Recorded data
_____

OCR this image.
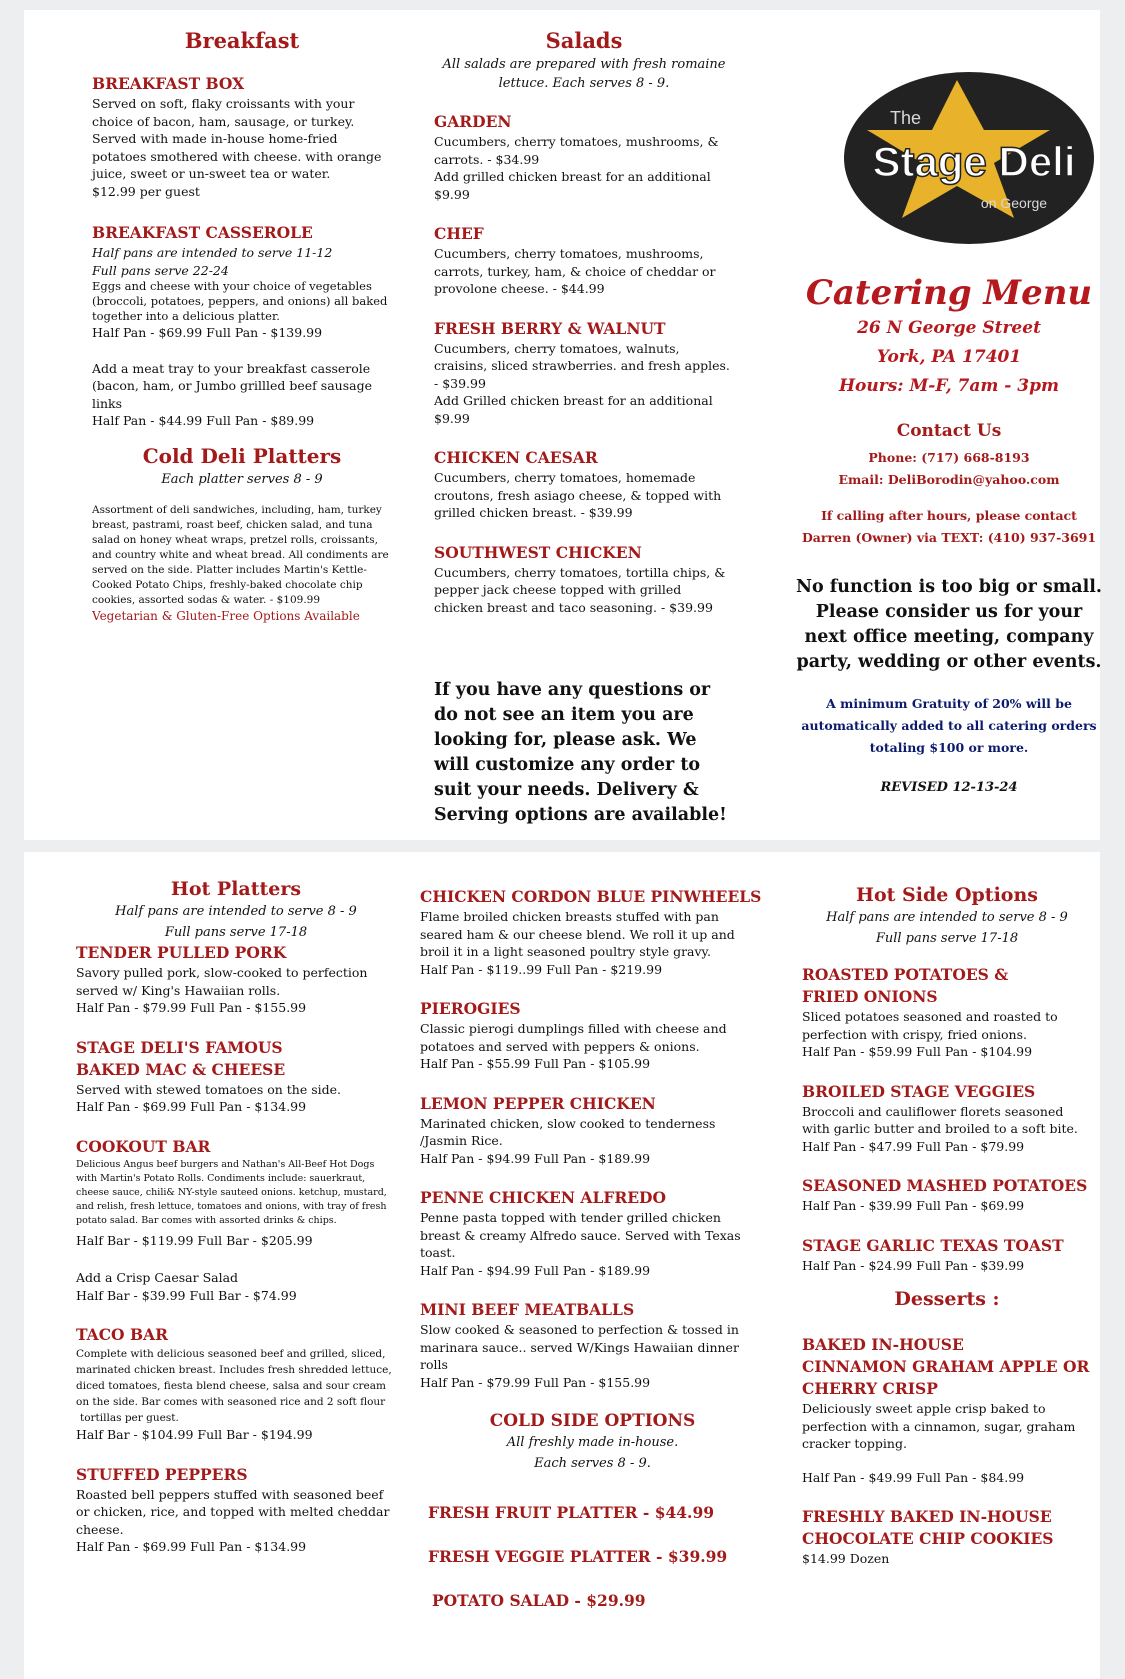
Breakfast

BREAKFAST BOX

Served on soft, flaky croissants with your choice of bacon, ham, sausage, or turkey. Served with made in-house home-fried potatoes smothered with cheese. with orange juice, sweet or un-sweet tea or water.

$12.99 per guest

BREAKFAST CASSEROLE

Half pans are intended to serve 11-12

Full pans serve 22-24

Eggs and cheese with your choice of vegetables (broccoli, potatoes, peppers, and onions) all baked together into a delicious platter.

Half Pan - $69.99 Full Pan - $139.99

Add a meat tray to your breakfast casserole (bacon, ham, or Jumbo grillled beef sausage links

Half Pan - $44.99 Full Pan - $89.99

Cold Deli Platters

Each platter serves 8 - 9

Assortment of deli sandwiches, including, ham, turkey breast, pastrami, roast beef, chicken salad, and tuna salad on honey wheat wraps, pretzel rolls, croissants, and country white and wheat bread. All condiments are served on the side. Platter includes Martin's Kettle-Cooked Potato Chips, freshly-baked chocolate chip cookies, assorted sodas & water. - $109.99

Vegetarian & Gluten-Free Options Available

Salads

All salads are prepared with fresh romaine lettuce. Each serves 8 - 9.

GARDEN

Cucumbers, cherry tomatoes, mushrooms, & carrots. - $34.99

Add grilled chicken breast for an additional $9.99

CHEF

Cucumbers, cherry tomatoes, mushrooms, carrots, turkey, ham, & choice of cheddar or provolone cheese. - $44.99

FRESH BERRY & WALNUT

Cucumbers, cherry tomatoes, walnuts, craisins, sliced strawberries. and fresh apples. - $39.99

Add Grilled chicken breast for an additional $9.99

CHICKEN CAESAR

Cucumbers, cherry tomatoes, homemade croutons, fresh asiago cheese, & topped with grilled chicken breast. - $39.99

SOUTHWEST CHICKEN

Cucumbers, cherry tomatoes, tortilla chips, & pepper jack cheese topped with grilled chicken breast and taco seasoning. - $39.99

If you have any questions or do not see an item you are looking for, please ask. We will customize any order to suit your needs. Delivery & Serving options are available!

The
Stage Deli
on George

Catering Menu

26 N George Street

York, PA 17401

Hours: M-F, 7am - 3pm

Contact Us

Phone: (717) 668-8193

Email: DeliBorodin@yahoo.com

If calling after hours, please contact

Darren (Owner) via TEXT: (410) 937-3691

No function is too big or small. Please consider us for your next office meeting, company party, wedding or other events.

A minimum Gratuity of 20% will be automatically added to all catering orders totaling $100 or more.

REVISED 12-13-24

Hot Platters

Half pans are intended to serve 8 - 9

Full pans serve 17-18

TENDER PULLED PORK

Savory pulled pork, slow-cooked to perfection served w/ King's Hawaiian rolls.

Half Pan - $79.99 Full Pan - $155.99

STAGE DELI'S FAMOUS

BAKED MAC & CHEESE

Served with stewed tomatoes on the side.

Half Pan - $69.99 Full Pan - $134.99

COOKOUT BAR

Delicious Angus beef burgers and Nathan's All-Beef Hot Dogs with Martin's Potato Rolls. Condiments include: sauerkraut, cheese sauce, chili& NY-style sauteed onions. ketchup, mustard, and relish, fresh lettuce, tomatoes and onions, with tray of fresh potato salad. Bar comes with assorted drinks & chips.

Half Bar - $119.99 Full Bar - $205.99

Add a Crisp Caesar Salad

Half Bar - $39.99 Full Bar - $74.99

TACO BAR

Complete with delicious seasoned beef and grilled, sliced, marinated chicken breast. Includes fresh shredded lettuce, diced tomatoes, fiesta blend cheese, salsa and sour cream on the side. Bar comes with seasoned rice and 2 soft flour

tortillas per guest.

Half Bar - $104.99 Full Bar - $194.99

STUFFED PEPPERS

Roasted bell peppers stuffed with seasoned beef or chicken, rice, and topped with melted cheddar cheese.

Half Pan - $69.99 Full Pan - $134.99

CHICKEN CORDON BLUE PINWHEELS

Flame broiled chicken breasts stuffed with pan seared ham & our cheese blend. We roll it up and broil it in a light seasoned poultry style gravy.

Half Pan - $119..99 Full Pan - $219.99

PIEROGIES

Classic pierogi dumplings filled with cheese and potatoes and served with peppers & onions.

Half Pan - $55.99 Full Pan - $105.99

LEMON PEPPER CHICKEN

Marinated chicken, slow cooked to tenderness /Jasmin Rice.

Half Pan - $94.99 Full Pan - $189.99

PENNE CHICKEN ALFREDO

Penne pasta topped with tender grilled chicken breast & creamy Alfredo sauce. Served with Texas toast.

Half Pan - $94.99 Full Pan - $189.99

MINI BEEF MEATBALLS

Slow cooked & seasoned to perfection & tossed in marinara sauce.. served W/Kings Hawaiian dinner rolls

Half Pan - $79.99 Full Pan - $155.99

COLD SIDE OPTIONS

All freshly made in-house.

Each serves 8 - 9.

FRESH FRUIT PLATTER - $44.99

FRESH VEGGIE PLATTER - $39.99

POTATO SALAD - $29.99

Hot Side Options

Half pans are intended to serve 8 - 9

Full pans serve 17-18

ROASTED POTATOES &

FRIED ONIONS

Sliced potatoes seasoned and roasted to perfection with crispy, fried onions.

Half Pan - $59.99 Full Pan - $104.99

BROILED STAGE VEGGIES

Broccoli and cauliflower florets seasoned with garlic butter and broiled to a soft bite.

Half Pan - $47.99 Full Pan - $79.99

SEASONED MASHED POTATOES

Half Pan - $39.99 Full Pan - $69.99

STAGE GARLIC TEXAS TOAST

Half Pan - $24.99 Full Pan - $39.99

Desserts :

BAKED IN-HOUSE

CINNAMON GRAHAM APPLE OR

CHERRY CRISP

Deliciously sweet apple crisp baked to perfection with a cinnamon, sugar, graham cracker topping.

Half Pan - $49.99 Full Pan - $84.99

FRESHLY BAKED IN-HOUSE

CHOCOLATE CHIP COOKIES

$14.99 Dozen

_____

**WHAT IS NEEDED**
Return all of the data exactly as written, and drop the pictures.

**ANSWER FOR THE TASK**
OCR this image.
Breakfast

BREAKFAST BOX

Served on soft, flaky croissants with your choice of bacon, ham, sausage, or turkey. Served with made in-house home-fried potatoes smothered with cheese. with orange juice, sweet or un-sweet tea or water.

$12.99 per guest

BREAKFAST CASSEROLE

Half pans are intended to serve 11-12

Full pans serve 22-24

Eggs and cheese with your choice of vegetables (broccoli, potatoes, peppers, and onions) all baked together into a delicious platter.

Half Pan - $69.99 Full Pan - $139.99

Add a meat tray to your breakfast casserole (bacon, ham, or Jumbo grillled beef sausage links

Half Pan - $44.99 Full Pan - $89.99

Cold Deli Platters

Each platter serves 8 - 9

Assortment of deli sandwiches, including, ham, turkey breast, pastrami, roast beef, chicken salad, and tuna salad on honey wheat wraps, pretzel rolls, croissants, and country white and wheat bread. All condiments are served on the side. Platter includes Martin's Kettle-Cooked Potato Chips, freshly-baked chocolate chip cookies, assorted sodas & water. - $109.99

Vegetarian & Gluten-Free Options Available

Salads

All salads are prepared with fresh romaine lettuce. Each serves 8 - 9.

GARDEN

Cucumbers, cherry tomatoes, mushrooms, & carrots. - $34.99

Add grilled chicken breast for an additional $9.99

CHEF

Cucumbers, cherry tomatoes, mushrooms, carrots, turkey, ham, & choice of cheddar or provolone cheese. - $44.99

FRESH BERRY & WALNUT

Cucumbers, cherry tomatoes, walnuts, craisins, sliced strawberries. and fresh apples. - $39.99

Add Grilled chicken breast for an additional $9.99

CHICKEN CAESAR

Cucumbers, cherry tomatoes, homemade croutons, fresh asiago cheese, & topped with grilled chicken breast. - $39.99

SOUTHWEST CHICKEN

Cucumbers, cherry tomatoes, tortilla chips, & pepper jack cheese topped with grilled chicken breast and taco seasoning. - $39.99

If you have any questions or do not see an item you are looking for, please ask. We will customize any order to suit your needs. Delivery & Serving options are available!

The
Stage Deli
on George

Catering Menu

26 N George Street

York, PA 17401

Hours: M-F, 7am - 3pm

Contact Us

Phone: (717) 668-8193

Email: DeliBorodin@yahoo.com

If calling after hours, please contact

Darren (Owner) via TEXT: (410) 937-3691

No function is too big or small. Please consider us for your next office meeting, company party, wedding or other events.

A minimum Gratuity of 20% will be automatically added to all catering orders totaling $100 or more.

REVISED 12-13-24

Hot Platters

Half pans are intended to serve 8 - 9

Full pans serve 17-18

TENDER PULLED PORK

Savory pulled pork, slow-cooked to perfection served w/ King's Hawaiian rolls.

Half Pan - $79.99 Full Pan - $155.99

STAGE DELI'S FAMOUS

BAKED MAC & CHEESE

Served with stewed tomatoes on the side.

Half Pan - $69.99 Full Pan - $134.99

COOKOUT BAR

Delicious Angus beef burgers and Nathan's All-Beef Hot Dogs with Martin's Potato Rolls. Condiments include: sauerkraut, cheese sauce, chili& NY-style sauteed onions. ketchup, mustard, and relish, fresh lettuce, tomatoes and onions, with tray of fresh potato salad. Bar comes with assorted drinks & chips.

Half Bar - $119.99 Full Bar - $205.99

Add a Crisp Caesar Salad

Half Bar - $39.99 Full Bar - $74.99

TACO BAR

Complete with delicious seasoned beef and grilled, sliced, marinated chicken breast. Includes fresh shredded lettuce, diced tomatoes, fiesta blend cheese, salsa and sour cream on the side. Bar comes with seasoned rice and 2 soft flour

tortillas per guest.

Half Bar - $104.99 Full Bar - $194.99

STUFFED PEPPERS

Roasted bell peppers stuffed with seasoned beef or chicken, rice, and topped with melted cheddar cheese.

Half Pan - $69.99 Full Pan - $134.99

CHICKEN CORDON BLUE PINWHEELS

Flame broiled chicken breasts stuffed with pan seared ham & our cheese blend. We roll it up and broil it in a light seasoned poultry style gravy.

Half Pan - $119..99 Full Pan - $219.99

PIEROGIES

Classic pierogi dumplings filled with cheese and potatoes and served with peppers & onions.

Half Pan - $55.99 Full Pan - $105.99

LEMON PEPPER CHICKEN

Marinated chicken, slow cooked to tenderness /Jasmin Rice.

Half Pan - $94.99 Full Pan - $189.99

PENNE CHICKEN ALFREDO

Penne pasta topped with tender grilled chicken breast & creamy Alfredo sauce. Served with Texas toast.

Half Pan - $94.99 Full Pan - $189.99

MINI BEEF MEATBALLS

Slow cooked & seasoned to perfection & tossed in marinara sauce.. served W/Kings Hawaiian dinner rolls

Half Pan - $79.99 Full Pan - $155.99

COLD SIDE OPTIONS

All freshly made in-house.

Each serves 8 - 9.

FRESH FRUIT PLATTER - $44.99

FRESH VEGGIE PLATTER - $39.99

POTATO SALAD - $29.99

Hot Side Options

Half pans are intended to serve 8 - 9

Full pans serve 17-18

ROASTED POTATOES &

FRIED ONIONS

Sliced potatoes seasoned and roasted to perfection with crispy, fried onions.

Half Pan - $59.99 Full Pan - $104.99

BROILED STAGE VEGGIES

Broccoli and cauliflower florets seasoned with garlic butter and broiled to a soft bite.

Half Pan - $47.99 Full Pan - $79.99

SEASONED MASHED POTATOES

Half Pan - $39.99 Full Pan - $69.99

STAGE GARLIC TEXAS TOAST

Half Pan - $24.99 Full Pan - $39.99

Desserts :

BAKED IN-HOUSE

CINNAMON GRAHAM APPLE OR

CHERRY CRISP

Deliciously sweet apple crisp baked to perfection with a cinnamon, sugar, graham cracker topping.

Half Pan - $49.99 Full Pan - $84.99

FRESHLY BAKED IN-HOUSE

CHOCOLATE CHIP COOKIES

$14.99 Dozen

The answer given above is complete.